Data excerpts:
---

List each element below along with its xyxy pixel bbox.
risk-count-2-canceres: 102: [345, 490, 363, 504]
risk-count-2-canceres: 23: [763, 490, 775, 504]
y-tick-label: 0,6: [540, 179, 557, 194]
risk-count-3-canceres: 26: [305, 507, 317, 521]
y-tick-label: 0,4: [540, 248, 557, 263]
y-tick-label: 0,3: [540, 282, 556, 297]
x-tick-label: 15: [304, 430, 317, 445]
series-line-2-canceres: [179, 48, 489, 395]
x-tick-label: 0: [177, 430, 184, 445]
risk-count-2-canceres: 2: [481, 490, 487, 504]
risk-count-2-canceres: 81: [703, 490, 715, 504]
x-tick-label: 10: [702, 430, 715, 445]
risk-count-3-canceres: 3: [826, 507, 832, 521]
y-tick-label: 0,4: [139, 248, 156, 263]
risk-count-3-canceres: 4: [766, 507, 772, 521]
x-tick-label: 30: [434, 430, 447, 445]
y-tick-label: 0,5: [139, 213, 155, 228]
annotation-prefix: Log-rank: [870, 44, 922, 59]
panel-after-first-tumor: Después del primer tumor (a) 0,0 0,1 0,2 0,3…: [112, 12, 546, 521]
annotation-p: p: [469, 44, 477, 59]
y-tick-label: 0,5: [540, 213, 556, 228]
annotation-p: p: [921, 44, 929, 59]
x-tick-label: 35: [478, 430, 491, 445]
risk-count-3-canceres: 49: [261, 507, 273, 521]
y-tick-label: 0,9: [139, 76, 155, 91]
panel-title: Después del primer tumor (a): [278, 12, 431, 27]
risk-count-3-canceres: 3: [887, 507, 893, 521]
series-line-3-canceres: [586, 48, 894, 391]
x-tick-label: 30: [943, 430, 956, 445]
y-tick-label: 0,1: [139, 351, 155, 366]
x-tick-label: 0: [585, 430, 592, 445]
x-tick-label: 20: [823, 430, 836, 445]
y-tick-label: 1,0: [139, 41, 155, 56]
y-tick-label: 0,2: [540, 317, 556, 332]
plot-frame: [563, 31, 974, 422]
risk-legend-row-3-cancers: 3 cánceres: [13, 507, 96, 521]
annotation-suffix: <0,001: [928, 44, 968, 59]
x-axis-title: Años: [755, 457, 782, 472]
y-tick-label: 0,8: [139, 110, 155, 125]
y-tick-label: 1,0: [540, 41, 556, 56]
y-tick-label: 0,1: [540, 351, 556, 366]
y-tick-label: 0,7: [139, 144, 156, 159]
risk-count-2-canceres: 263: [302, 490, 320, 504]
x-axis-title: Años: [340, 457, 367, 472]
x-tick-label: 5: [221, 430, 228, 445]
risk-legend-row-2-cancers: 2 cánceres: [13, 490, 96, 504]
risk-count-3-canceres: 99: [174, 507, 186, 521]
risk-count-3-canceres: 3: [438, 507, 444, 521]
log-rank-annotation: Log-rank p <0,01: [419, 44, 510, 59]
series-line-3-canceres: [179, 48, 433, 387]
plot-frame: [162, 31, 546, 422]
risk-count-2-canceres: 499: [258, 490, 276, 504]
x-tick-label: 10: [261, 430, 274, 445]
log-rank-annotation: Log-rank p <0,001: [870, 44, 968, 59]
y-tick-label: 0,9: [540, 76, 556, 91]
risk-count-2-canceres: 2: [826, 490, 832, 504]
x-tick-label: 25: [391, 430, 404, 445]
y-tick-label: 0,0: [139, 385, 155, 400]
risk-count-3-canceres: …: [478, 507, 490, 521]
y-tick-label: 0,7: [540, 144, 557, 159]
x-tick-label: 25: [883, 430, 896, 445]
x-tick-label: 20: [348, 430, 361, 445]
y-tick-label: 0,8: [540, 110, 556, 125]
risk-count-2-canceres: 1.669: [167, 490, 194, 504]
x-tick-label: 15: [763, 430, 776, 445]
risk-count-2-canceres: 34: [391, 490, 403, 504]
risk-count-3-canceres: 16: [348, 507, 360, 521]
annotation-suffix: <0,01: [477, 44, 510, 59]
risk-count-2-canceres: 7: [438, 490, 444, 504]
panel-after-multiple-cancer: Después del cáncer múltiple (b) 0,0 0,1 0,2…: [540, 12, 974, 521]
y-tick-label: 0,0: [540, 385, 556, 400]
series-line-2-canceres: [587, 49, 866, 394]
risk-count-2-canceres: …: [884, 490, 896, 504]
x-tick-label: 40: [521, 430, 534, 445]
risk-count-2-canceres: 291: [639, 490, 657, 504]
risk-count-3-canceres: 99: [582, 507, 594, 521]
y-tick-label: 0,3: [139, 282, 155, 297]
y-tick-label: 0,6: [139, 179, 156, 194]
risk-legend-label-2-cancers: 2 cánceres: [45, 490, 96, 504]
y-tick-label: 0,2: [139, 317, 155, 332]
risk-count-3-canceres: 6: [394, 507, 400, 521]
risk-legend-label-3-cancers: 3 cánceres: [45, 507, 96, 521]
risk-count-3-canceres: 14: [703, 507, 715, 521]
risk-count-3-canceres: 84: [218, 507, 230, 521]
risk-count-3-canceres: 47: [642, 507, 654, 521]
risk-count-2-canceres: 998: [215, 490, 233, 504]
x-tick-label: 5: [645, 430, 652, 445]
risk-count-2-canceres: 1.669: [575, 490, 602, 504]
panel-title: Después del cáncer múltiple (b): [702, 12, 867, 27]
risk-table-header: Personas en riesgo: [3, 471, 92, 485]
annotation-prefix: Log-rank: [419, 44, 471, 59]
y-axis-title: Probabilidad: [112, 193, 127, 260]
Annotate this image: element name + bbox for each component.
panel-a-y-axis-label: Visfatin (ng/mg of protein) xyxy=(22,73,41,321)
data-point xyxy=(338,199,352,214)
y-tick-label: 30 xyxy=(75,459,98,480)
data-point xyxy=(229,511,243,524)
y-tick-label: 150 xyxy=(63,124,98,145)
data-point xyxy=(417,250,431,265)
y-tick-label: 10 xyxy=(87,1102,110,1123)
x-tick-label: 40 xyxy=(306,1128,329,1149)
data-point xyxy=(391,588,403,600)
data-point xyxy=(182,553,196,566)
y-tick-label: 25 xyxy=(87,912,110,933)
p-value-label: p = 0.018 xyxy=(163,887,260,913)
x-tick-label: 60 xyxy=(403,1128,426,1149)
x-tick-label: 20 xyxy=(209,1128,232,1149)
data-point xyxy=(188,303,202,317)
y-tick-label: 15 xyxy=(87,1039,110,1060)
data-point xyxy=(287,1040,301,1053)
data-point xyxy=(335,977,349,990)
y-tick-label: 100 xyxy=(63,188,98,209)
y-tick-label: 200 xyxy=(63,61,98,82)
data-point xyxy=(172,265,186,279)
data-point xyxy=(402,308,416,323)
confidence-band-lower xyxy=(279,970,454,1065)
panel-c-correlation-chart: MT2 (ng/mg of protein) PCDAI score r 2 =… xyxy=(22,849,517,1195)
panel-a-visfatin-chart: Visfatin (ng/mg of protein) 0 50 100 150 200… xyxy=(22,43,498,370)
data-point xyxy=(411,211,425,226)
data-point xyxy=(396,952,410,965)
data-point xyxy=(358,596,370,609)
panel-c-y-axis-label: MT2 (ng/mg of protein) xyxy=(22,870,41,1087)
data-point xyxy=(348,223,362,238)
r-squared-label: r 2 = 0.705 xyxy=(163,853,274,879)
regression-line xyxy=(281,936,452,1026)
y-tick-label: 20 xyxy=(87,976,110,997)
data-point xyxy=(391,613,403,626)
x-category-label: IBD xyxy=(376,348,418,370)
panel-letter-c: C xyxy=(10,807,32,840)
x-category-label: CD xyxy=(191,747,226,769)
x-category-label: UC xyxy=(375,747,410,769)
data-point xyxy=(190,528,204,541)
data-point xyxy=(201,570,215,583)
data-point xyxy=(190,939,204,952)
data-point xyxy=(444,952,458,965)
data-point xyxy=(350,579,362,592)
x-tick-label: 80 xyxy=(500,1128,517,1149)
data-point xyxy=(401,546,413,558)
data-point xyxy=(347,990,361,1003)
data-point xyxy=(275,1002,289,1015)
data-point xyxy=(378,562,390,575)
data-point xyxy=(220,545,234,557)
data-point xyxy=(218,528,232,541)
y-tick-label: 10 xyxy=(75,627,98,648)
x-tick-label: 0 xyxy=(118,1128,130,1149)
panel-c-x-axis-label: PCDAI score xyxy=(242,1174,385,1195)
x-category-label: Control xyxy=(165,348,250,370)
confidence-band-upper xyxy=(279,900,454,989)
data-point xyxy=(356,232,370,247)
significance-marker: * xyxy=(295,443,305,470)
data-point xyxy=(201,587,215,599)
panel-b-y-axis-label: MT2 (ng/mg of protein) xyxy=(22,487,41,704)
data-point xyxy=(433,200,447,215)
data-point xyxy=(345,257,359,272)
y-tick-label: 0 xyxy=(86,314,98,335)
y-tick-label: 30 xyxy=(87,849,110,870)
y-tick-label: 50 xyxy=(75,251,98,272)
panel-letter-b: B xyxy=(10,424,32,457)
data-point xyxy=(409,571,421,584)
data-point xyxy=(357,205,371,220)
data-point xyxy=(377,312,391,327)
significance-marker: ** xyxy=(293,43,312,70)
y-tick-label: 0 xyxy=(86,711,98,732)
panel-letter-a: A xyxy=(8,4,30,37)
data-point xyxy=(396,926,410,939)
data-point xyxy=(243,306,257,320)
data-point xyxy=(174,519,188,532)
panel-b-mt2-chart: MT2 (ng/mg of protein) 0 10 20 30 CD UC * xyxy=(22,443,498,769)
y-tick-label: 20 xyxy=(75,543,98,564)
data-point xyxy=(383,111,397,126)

---

_Work request_
Pull each line containing "legend" from the records.

_Task solution_
risk-legend-row-3-cancers: 3 cánceres: [13, 507, 96, 521]
risk-legend-row-2-cancers: 2 cánceres: [13, 490, 96, 504]
risk-legend-label-2-cancers: 2 cánceres: [45, 490, 96, 504]
risk-legend-label-3-cancers: 3 cánceres: [45, 507, 96, 521]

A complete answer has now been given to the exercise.